(Records)
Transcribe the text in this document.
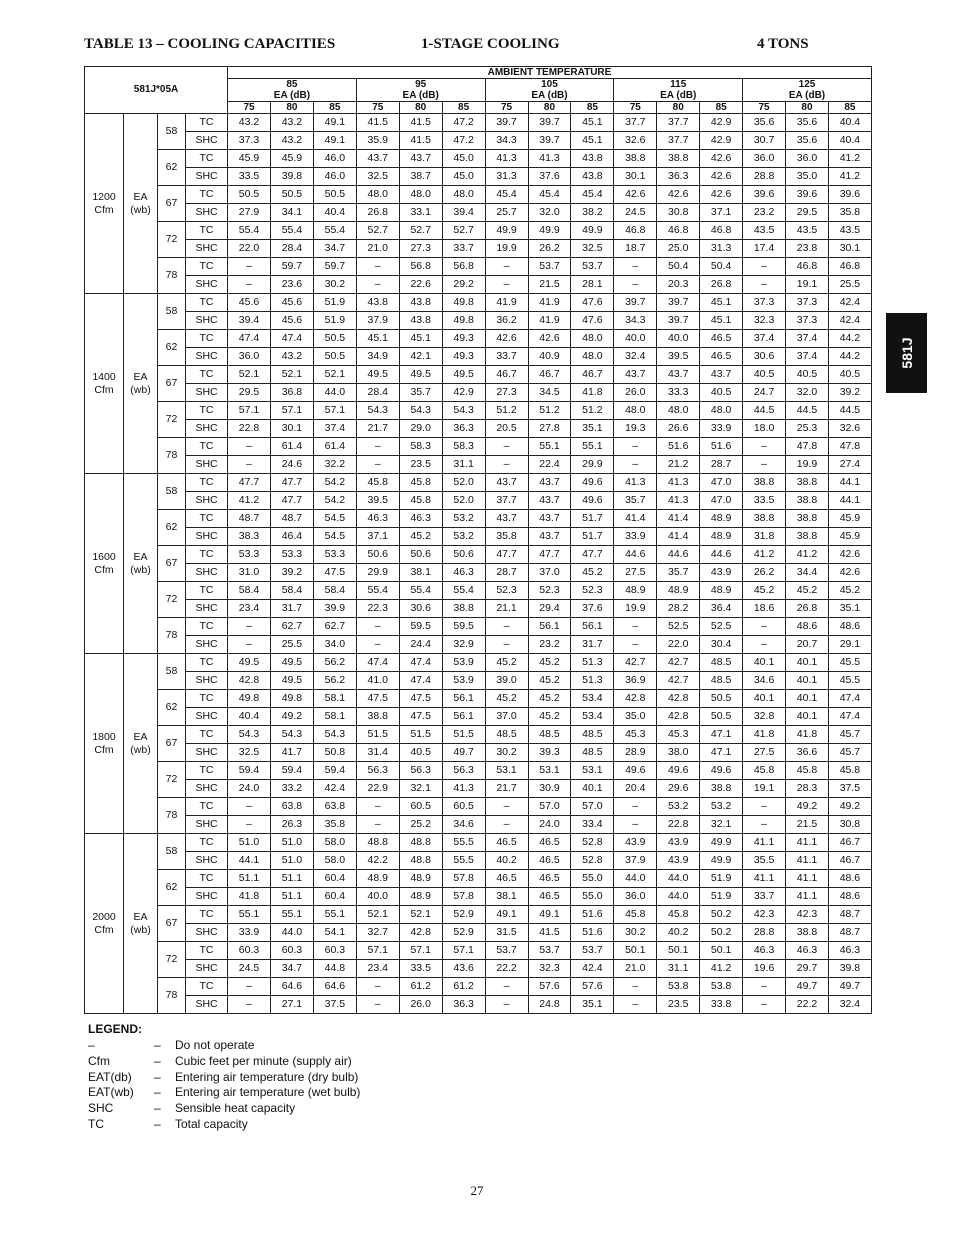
TABLE 13 – COOLING CAPACITIES	1-STAGE COOLING	4 TONS
581J
581J*05A				AMBIENT TEMPERATURE														
				85			95			105			115			125		
				EA (dB)			EA (dB)			EA (dB)			EA (dB)			EA (dB)		
				75	80	85	75	80	85	75	80	85	75	80	85	75	80	85
1200
Cfm	EA
(wb)	58	TC	43.2	43.2	49.1	41.5	41.5	47.2	39.7	39.7	45.1	37.7	37.7	42.9	35.6	35.6	40.4
			SHC	37.3	43.2	49.1	35.9	41.5	47.2	34.3	39.7	45.1	32.6	37.7	42.9	30.7	35.6	40.4
		62	TC	45.9	45.9	46.0	43.7	43.7	45.0	41.3	41.3	43.8	38.8	38.8	42.6	36.0	36.0	41.2
			SHC	33.5	39.8	46.0	32.5	38.7	45.0	31.3	37.6	43.8	30.1	36.3	42.6	28.8	35.0	41.2
		67	TC	50.5	50.5	50.5	48.0	48.0	48.0	45.4	45.4	45.4	42.6	42.6	42.6	39.6	39.6	39.6
			SHC	27.9	34.1	40.4	26.8	33.1	39.4	25.7	32.0	38.2	24.5	30.8	37.1	23.2	29.5	35.8
		72	TC	55.4	55.4	55.4	52.7	52.7	52.7	49.9	49.9	49.9	46.8	46.8	46.8	43.5	43.5	43.5
			SHC	22.0	28.4	34.7	21.0	27.3	33.7	19.9	26.2	32.5	18.7	25.0	31.3	17.4	23.8	30.1
		78	TC	–	59.7	59.7	–	56.8	56.8	–	53.7	53.7	–	50.4	50.4	–	46.8	46.8
			SHC	–	23.6	30.2	–	22.6	29.2	–	21.5	28.1	–	20.3	26.8	–	19.1	25.5
1400
Cfm	EA
(wb)	58	TC	45.6	45.6	51.9	43.8	43.8	49.8	41.9	41.9	47.6	39.7	39.7	45.1	37.3	37.3	42.4
			SHC	39.4	45.6	51.9	37.9	43.8	49.8	36.2	41.9	47.6	34.3	39.7	45.1	32.3	37.3	42.4
		62	TC	47.4	47.4	50.5	45.1	45.1	49.3	42.6	42.6	48.0	40.0	40.0	46.5	37.4	37.4	44.2
			SHC	36.0	43.2	50.5	34.9	42.1	49.3	33.7	40.9	48.0	32.4	39.5	46.5	30.6	37.4	44.2
		67	TC	52.1	52.1	52.1	49.5	49.5	49.5	46.7	46.7	46.7	43.7	43.7	43.7	40.5	40.5	40.5
			SHC	29.5	36.8	44.0	28.4	35.7	42.9	27.3	34.5	41.8	26.0	33.3	40.5	24.7	32.0	39.2
		72	TC	57.1	57.1	57.1	54.3	54.3	54.3	51.2	51.2	51.2	48.0	48.0	48.0	44.5	44.5	44.5
			SHC	22.8	30.1	37.4	21.7	29.0	36.3	20.5	27.8	35.1	19.3	26.6	33.9	18.0	25.3	32.6
		78	TC	–	61.4	61.4	–	58.3	58.3	–	55.1	55.1	–	51.6	51.6	–	47.8	47.8
			SHC	–	24.6	32.2	–	23.5	31.1	–	22.4	29.9	–	21.2	28.7	–	19.9	27.4
1600
Cfm	EA
(wb)	58	TC	47.7	47.7	54.2	45.8	45.8	52.0	43.7	43.7	49.6	41.3	41.3	47.0	38.8	38.8	44.1
			SHC	41.2	47.7	54.2	39.5	45.8	52.0	37.7	43.7	49.6	35.7	41.3	47.0	33.5	38.8	44.1
		62	TC	48.7	48.7	54.5	46.3	46.3	53.2	43.7	43.7	51.7	41.4	41.4	48.9	38.8	38.8	45.9
			SHC	38.3	46.4	54.5	37.1	45.2	53.2	35.8	43.7	51.7	33.9	41.4	48.9	31.8	38.8	45.9
		67	TC	53.3	53.3	53.3	50.6	50.6	50.6	47.7	47.7	47.7	44.6	44.6	44.6	41.2	41.2	42.6
			SHC	31.0	39.2	47.5	29.9	38.1	46.3	28.7	37.0	45.2	27.5	35.7	43.9	26.2	34.4	42.6
		72	TC	58.4	58.4	58.4	55.4	55.4	55.4	52.3	52.3	52.3	48.9	48.9	48.9	45.2	45.2	45.2
			SHC	23.4	31.7	39.9	22.3	30.6	38.8	21.1	29.4	37.6	19.9	28.2	36.4	18.6	26.8	35.1
		78	TC	–	62.7	62.7	–	59.5	59.5	–	56.1	56.1	–	52.5	52.5	–	48.6	48.6
			SHC	–	25.5	34.0	–	24.4	32.9	–	23.2	31.7	–	22.0	30.4	–	20.7	29.1
1800
Cfm	EA
(wb)	58	TC	49.5	49.5	56.2	47.4	47.4	53.9	45.2	45.2	51.3	42.7	42.7	48.5	40.1	40.1	45.5
			SHC	42.8	49.5	56.2	41.0	47.4	53.9	39.0	45.2	51.3	36.9	42.7	48.5	34.6	40.1	45.5
		62	TC	49.8	49.8	58.1	47.5	47.5	56.1	45.2	45.2	53.4	42.8	42.8	50.5	40.1	40.1	47.4
			SHC	40.4	49.2	58.1	38.8	47.5	56.1	37.0	45.2	53.4	35.0	42.8	50.5	32.8	40.1	47.4
		67	TC	54.3	54.3	54.3	51.5	51.5	51.5	48.5	48.5	48.5	45.3	45.3	47.1	41.8	41.8	45.7
			SHC	32.5	41.7	50.8	31.4	40.5	49.7	30.2	39.3	48.5	28.9	38.0	47.1	27.5	36.6	45.7
		72	TC	59.4	59.4	59.4	56.3	56.3	56.3	53.1	53.1	53.1	49.6	49.6	49.6	45.8	45.8	45.8
			SHC	24.0	33.2	42.4	22.9	32.1	41.3	21.7	30.9	40.1	20.4	29.6	38.8	19.1	28.3	37.5
		78	TC	–	63.8	63.8	–	60.5	60.5	–	57.0	57.0	–	53.2	53.2	–	49.2	49.2
			SHC	–	26.3	35.8	–	25.2	34.6	–	24.0	33.4	–	22.8	32.1	–	21.5	30.8
2000
Cfm	EA
(wb)	58	TC	51.0	51.0	58.0	48.8	48.8	55.5	46.5	46.5	52.8	43.9	43.9	49.9	41.1	41.1	46.7
			SHC	44.1	51.0	58.0	42.2	48.8	55.5	40.2	46.5	52.8	37.9	43.9	49.9	35.5	41.1	46.7
		62	TC	51.1	51.1	60.4	48.9	48.9	57.8	46.5	46.5	55.0	44.0	44.0	51.9	41.1	41.1	48.6
			SHC	41.8	51.1	60.4	40.0	48.9	57.8	38.1	46.5	55.0	36.0	44.0	51.9	33.7	41.1	48.6
		67	TC	55.1	55.1	55.1	52.1	52.1	52.9	49.1	49.1	51.6	45.8	45.8	50.2	42.3	42.3	48.7
			SHC	33.9	44.0	54.1	32.7	42.8	52.9	31.5	41.5	51.6	30.2	40.2	50.2	28.8	38.8	48.7
		72	TC	60.3	60.3	60.3	57.1	57.1	57.1	53.7	53.7	53.7	50.1	50.1	50.1	46.3	46.3	46.3
			SHC	24.5	34.7	44.8	23.4	33.5	43.6	22.2	32.3	42.4	21.0	31.1	41.2	19.6	29.7	39.8
		78	TC	–	64.6	64.6	–	61.2	61.2	–	57.6	57.6	–	53.8	53.8	–	49.7	49.7
			SHC	–	27.1	37.5	–	26.0	36.3	–	24.8	35.1	–	23.5	33.8	–	22.2	32.4
LEGEND:
–	– Do not operate
Cfm	– Cubic feet per minute (supply air)
EAT(db) – Entering air temperature (dry bulb)
EAT(wb) – Entering air temperature (wet bulb)
SHC	– Sensible heat capacity
TC	– Total capacity
27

Requirement - From the data, pick out every line that includes "bulb".

The output -
EAT(db) – Entering air temperature (dry bulb)
EAT(wb) – Entering air temperature (wet bulb)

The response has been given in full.